Collection entries
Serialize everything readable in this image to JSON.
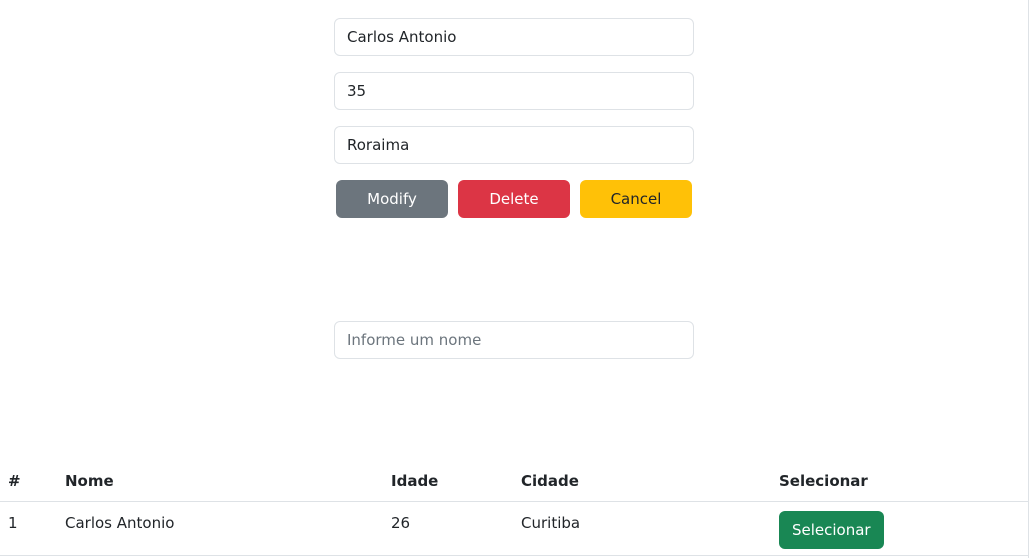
{
  "form": {
    "name_value": "Carlos Antonio",
    "age_value": "35",
    "city_value": "Roraima",
    "buttons": {
      "modify": "Modify",
      "delete": "Delete",
      "cancel": "Cancel"
    }
  },
  "search": {
    "placeholder": "Informe um nome"
  },
  "table": {
    "headers": {
      "hash": "#",
      "nome": "Nome",
      "idade": "Idade",
      "cidade": "Cidade",
      "selecionar": "Selecionar"
    },
    "rows": [
      {
        "id": "1",
        "nome": "Carlos Antonio",
        "idade": "26",
        "cidade": "Curitiba",
        "action": "Selecionar"
      }
    ]
  },
  "colors": {
    "modify": "#6c757d",
    "delete": "#dc3545",
    "cancel": "#ffc107",
    "select": "#198754"
  }
}
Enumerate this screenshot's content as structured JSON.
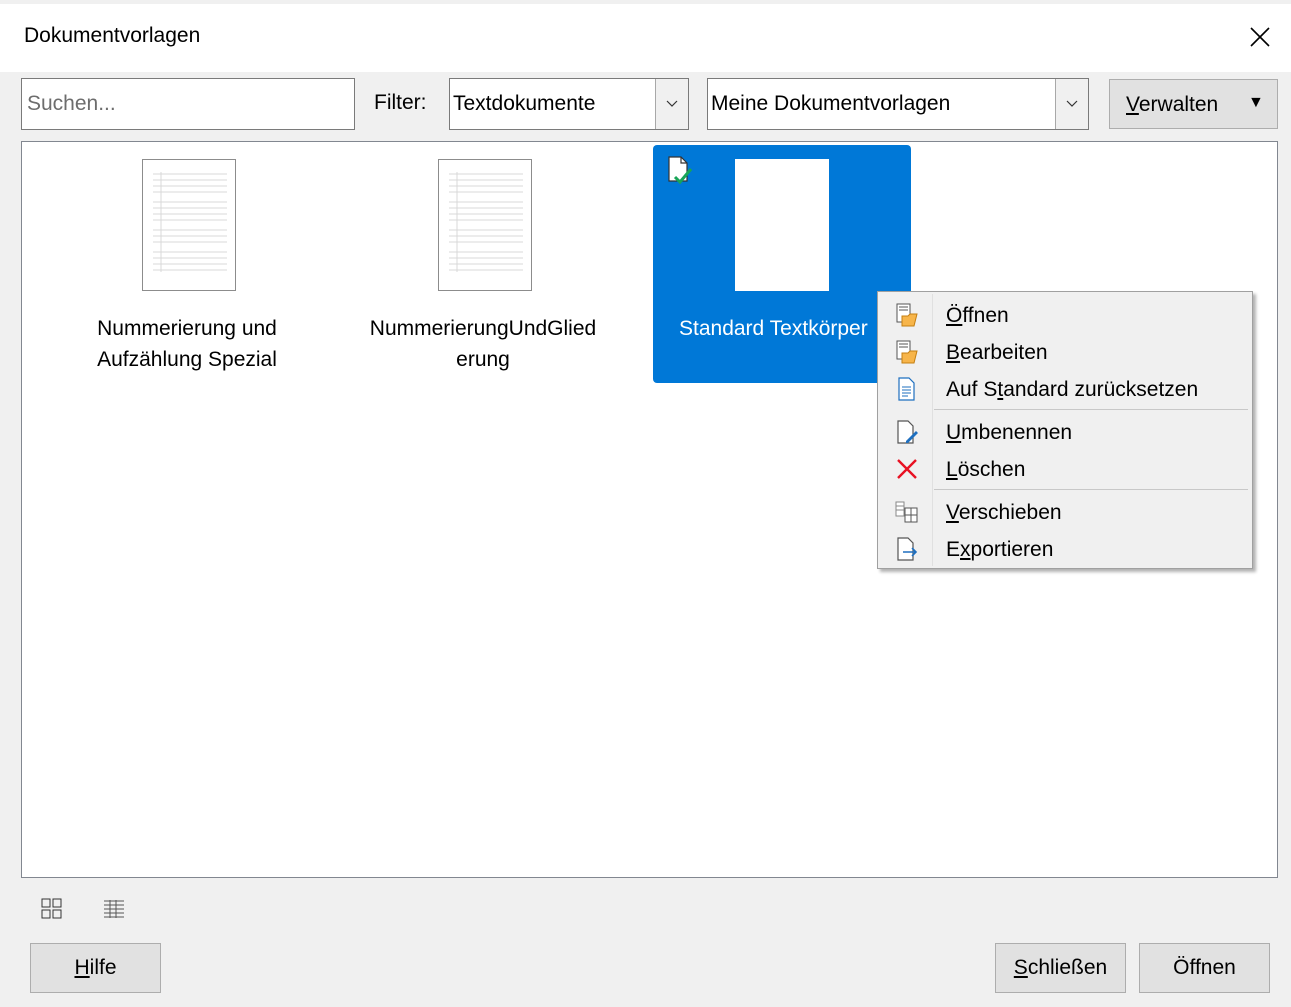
{
  "window": {
    "title": "Dokumentvorlagen"
  },
  "toolbar": {
    "search_placeholder": "Suchen...",
    "filter_label": "Filter:",
    "filter_value": "Textdokumente",
    "category_value": "Meine Dokumentvorlagen",
    "manage_label_first": "V",
    "manage_label_rest": "erwalten"
  },
  "templates": [
    {
      "name_line1": "Nummerierung und",
      "name_line2": "Aufzählung Spezial"
    },
    {
      "name_line1": "NummerierungUndGlied",
      "name_line2": "erung"
    },
    {
      "name": "Standard Textkörper"
    }
  ],
  "context_menu": {
    "items": [
      {
        "pre": "",
        "key": "Ö",
        "post": "ffnen",
        "icon": "open-template-icon"
      },
      {
        "pre": "",
        "key": "B",
        "post": "earbeiten",
        "icon": "edit-template-icon"
      },
      {
        "pre": "Auf S",
        "key": "t",
        "post": "andard zurücksetzen",
        "icon": "reset-default-icon"
      },
      {
        "pre": "",
        "key": "U",
        "post": "mbenennen",
        "icon": "rename-icon"
      },
      {
        "pre": "",
        "key": "L",
        "post": "öschen",
        "icon": "delete-icon"
      },
      {
        "pre": "",
        "key": "V",
        "post": "erschieben",
        "icon": "move-icon"
      },
      {
        "pre": "E",
        "key": "x",
        "post": "portieren",
        "icon": "export-icon"
      }
    ]
  },
  "footer": {
    "help_key": "H",
    "help_rest": "ilfe",
    "close_key": "S",
    "close_rest": "chließen",
    "open_label": "Öffnen"
  },
  "colors": {
    "selection": "#0078d7",
    "delete_red": "#e81123"
  }
}
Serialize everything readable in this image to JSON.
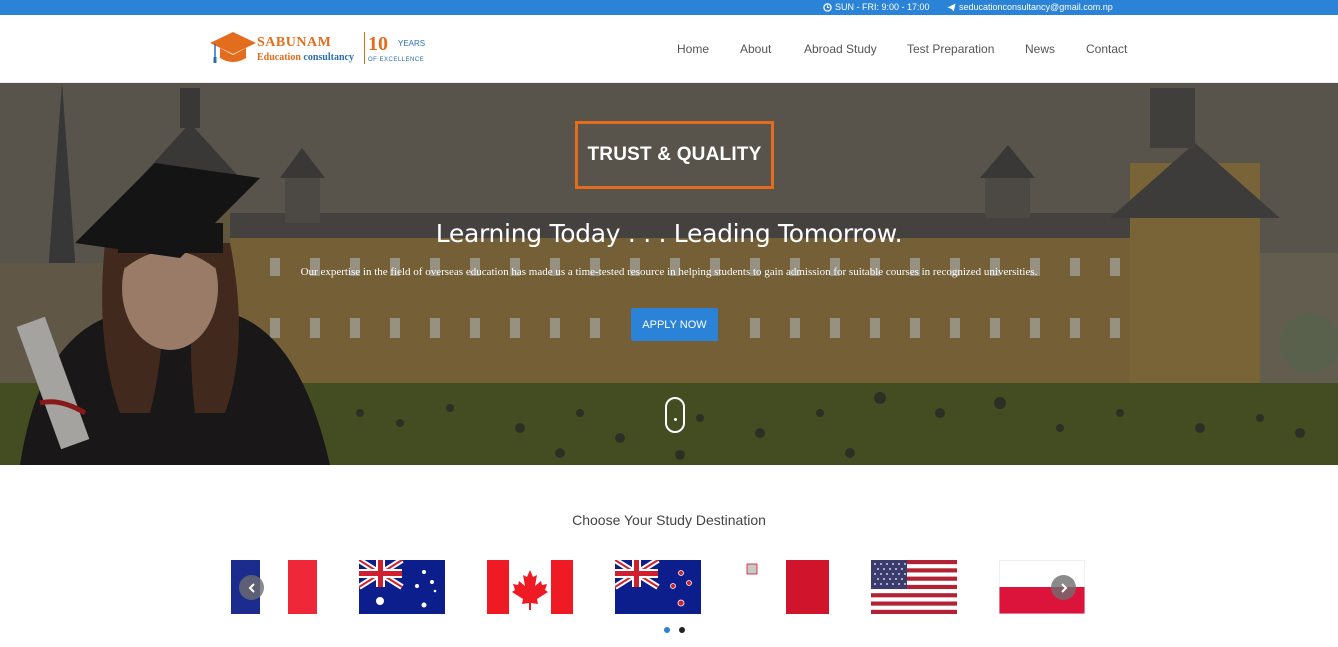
{
  "topbar": {
    "hours": "SUN - FRI: 9:00 - 17:00",
    "email": "seducationconsultancy@gmail.com.np"
  },
  "logo": {
    "name": "SABUNAM",
    "subtitle_part1": "Education",
    "subtitle_part2": "consultancy",
    "years_number": "10",
    "years_label": "YEARS",
    "tagline": "OF EXCELLENCE"
  },
  "nav": {
    "items": [
      {
        "label": "Home"
      },
      {
        "label": "About"
      },
      {
        "label": "Abroad Study"
      },
      {
        "label": "Test Preparation"
      },
      {
        "label": "News"
      },
      {
        "label": "Contact"
      }
    ]
  },
  "hero": {
    "badge": "TRUST & QUALITY",
    "title": "Learning Today . . . Leading Tomorrow.",
    "text": "Our expertise in the field of overseas education has made us a time-tested resource in helping students to gain admission for suitable courses in recognized universities.",
    "button": "APPLY NOW"
  },
  "destinations": {
    "title": "Choose Your Study Destination",
    "flags": [
      {
        "icon": "france-flag"
      },
      {
        "icon": "australia-flag"
      },
      {
        "icon": "canada-flag"
      },
      {
        "icon": "new-zealand-flag"
      },
      {
        "icon": "malta-flag"
      },
      {
        "icon": "usa-flag"
      },
      {
        "icon": "poland-flag"
      }
    ],
    "active_page": 1,
    "page_count": 2
  },
  "colors": {
    "accent_blue": "#2b83d8",
    "accent_orange": "#e36d1d"
  }
}
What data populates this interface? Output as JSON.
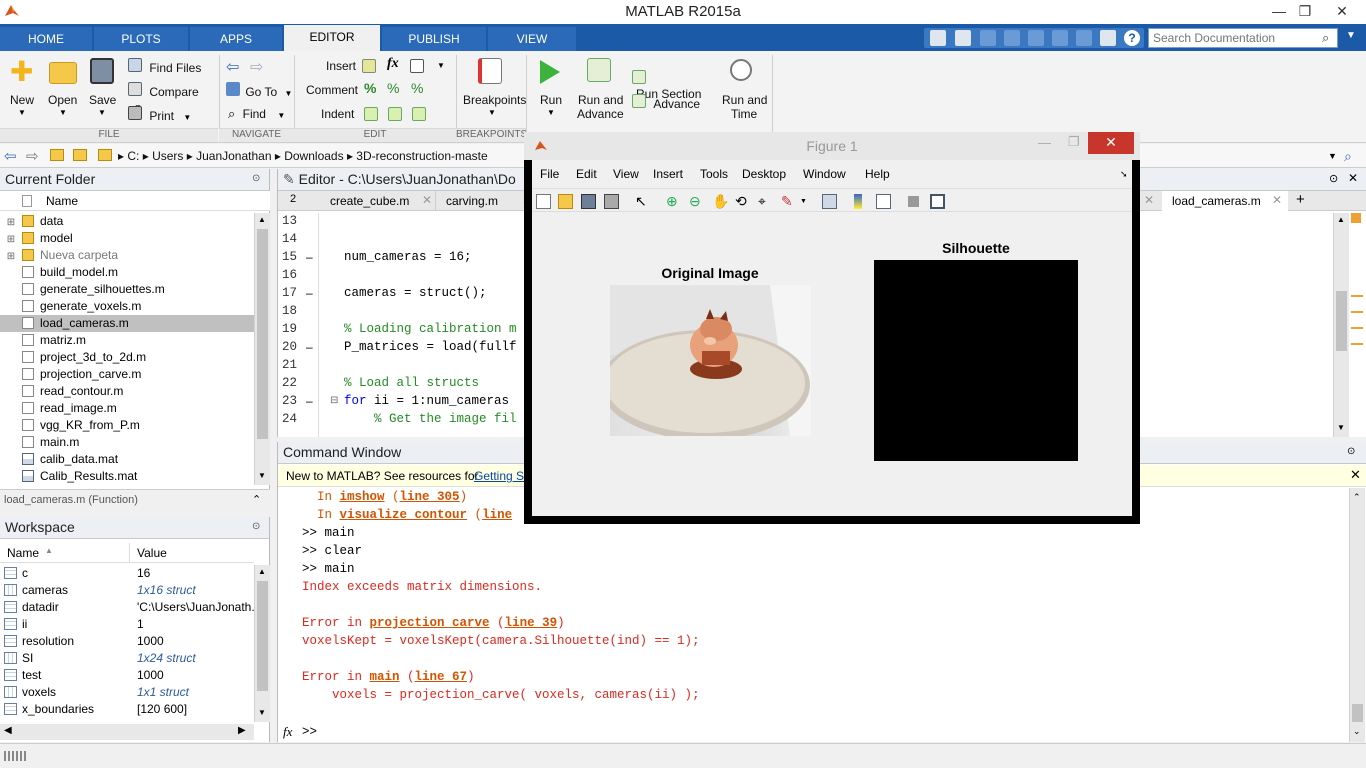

-- DO THIS --
Select all lines with the word "Antonio" from the entries above.

-- CORRECT RESPONSE --
    "name_value": "Carlos Antonio",
        "nome": "Carlos Antonio",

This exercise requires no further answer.